>> START MATERIAL PROVIDED

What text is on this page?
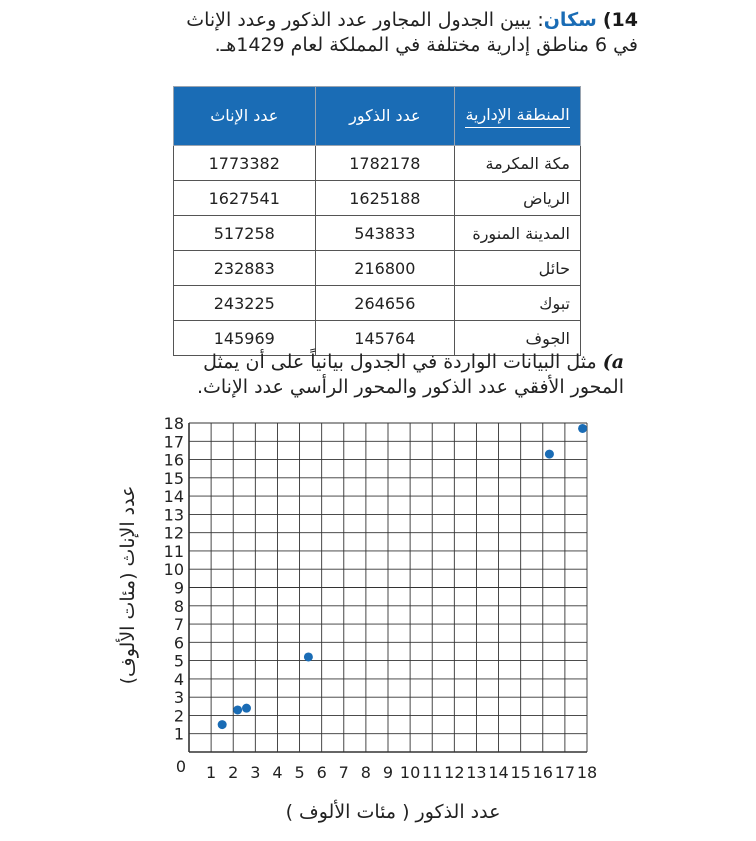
14) سكان: يبين الجدول المجاور عدد الذكور وعدد الإناث
في 6 مناطق إدارية مختلفة في المملكة لعام 1429هـ.
المنطقة الإدارية	عدد الذكور	عدد الإناث
مكة المكرمة	1782178	1773382
الرياض	1625188	1627541
المدينة المنورة	543833	517258
حائل	216800	232883
تبوك	264656	243225
الجوف	145764	145969
a) مثل البيانات الواردة في الجدول بيانياً على أن يمثل
المحور الأفقي عدد الذكور والمحور الرأسي عدد الإناث.
0 1 2 3 4 5 6 7 8 9 10 11 12 13 14 15 16 17 18
1
2
3
4
5
6
7
8
9
10
11
12
13
14
15
16
17
18
عدد الذكور ( مئات الألوف )
عدد الإناث (مئات الألوف)
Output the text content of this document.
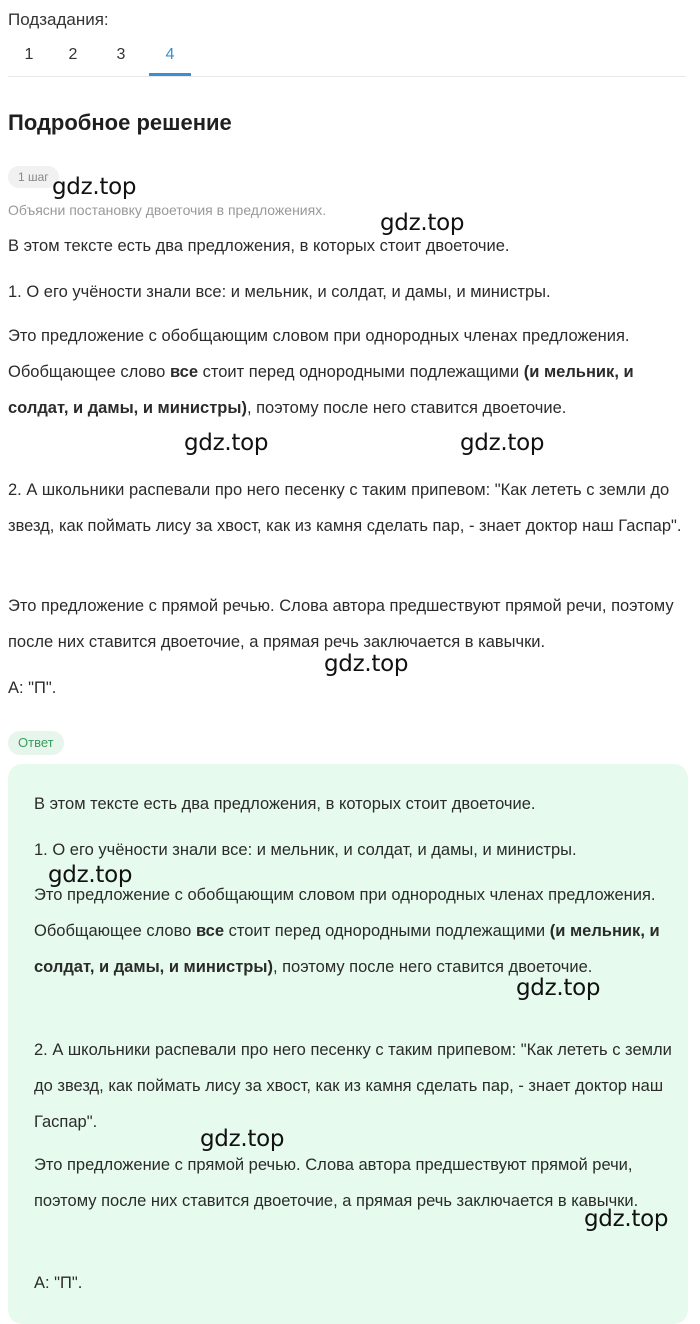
Подзадания:
1	2	3	4
Подробное решение
1 шаг
Объясни постановку двоеточия в предложениях.
В этом тексте есть два предложения, в которых стоит двоеточие.
1. О его учёности знали все: и мельник, и солдат, и дамы, и министры.
Это предложение с обобщающим словом при однородных членах предложения. Обобщающее слово все стоит перед однородными подлежащими (и мельник, и солдат, и дамы, и министры), поэтому после него ставится двоеточие.
2. А школьники распевали про него песенку с таким припевом: "Как лететь с земли до звезд, как поймать лису за хвост, как из камня сделать пар, - знает доктор наш Гаспар".
Это предложение с прямой речью. Слова автора предшествуют прямой речи, поэтому после них ставится двоеточие, а прямая речь заключается в кавычки.
А: "П".
Ответ
В этом тексте есть два предложения, в которых стоит двоеточие.
1. О его учёности знали все: и мельник, и солдат, и дамы, и министры.
Это предложение с обобщающим словом при однородных членах предложения. Обобщающее слово все стоит перед однородными подлежащими (и мельник, и солдат, и дамы, и министры), поэтому после него ставится двоеточие.
2. А школьники распевали про него песенку с таким припевом: "Как лететь с земли до звезд, как поймать лису за хвост, как из камня сделать пар, - знает доктор наш Гаспар".
Это предложение с прямой речью. Слова автора предшествуют прямой речи, поэтому после них ставится двоеточие, а прямая речь заключается в кавычки.
А: "П".
gdz.top
gdz.top
gdz.top	gdz.top
gdz.top
gdz.top
gdz.top
gdz.top
gdz.top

>> END MATERIAL PROVIDED

__SET TASK__
Count every line of the records that holds the string "الذكور". Write only the total.

__ANSWER TO THE EXERCISE__
4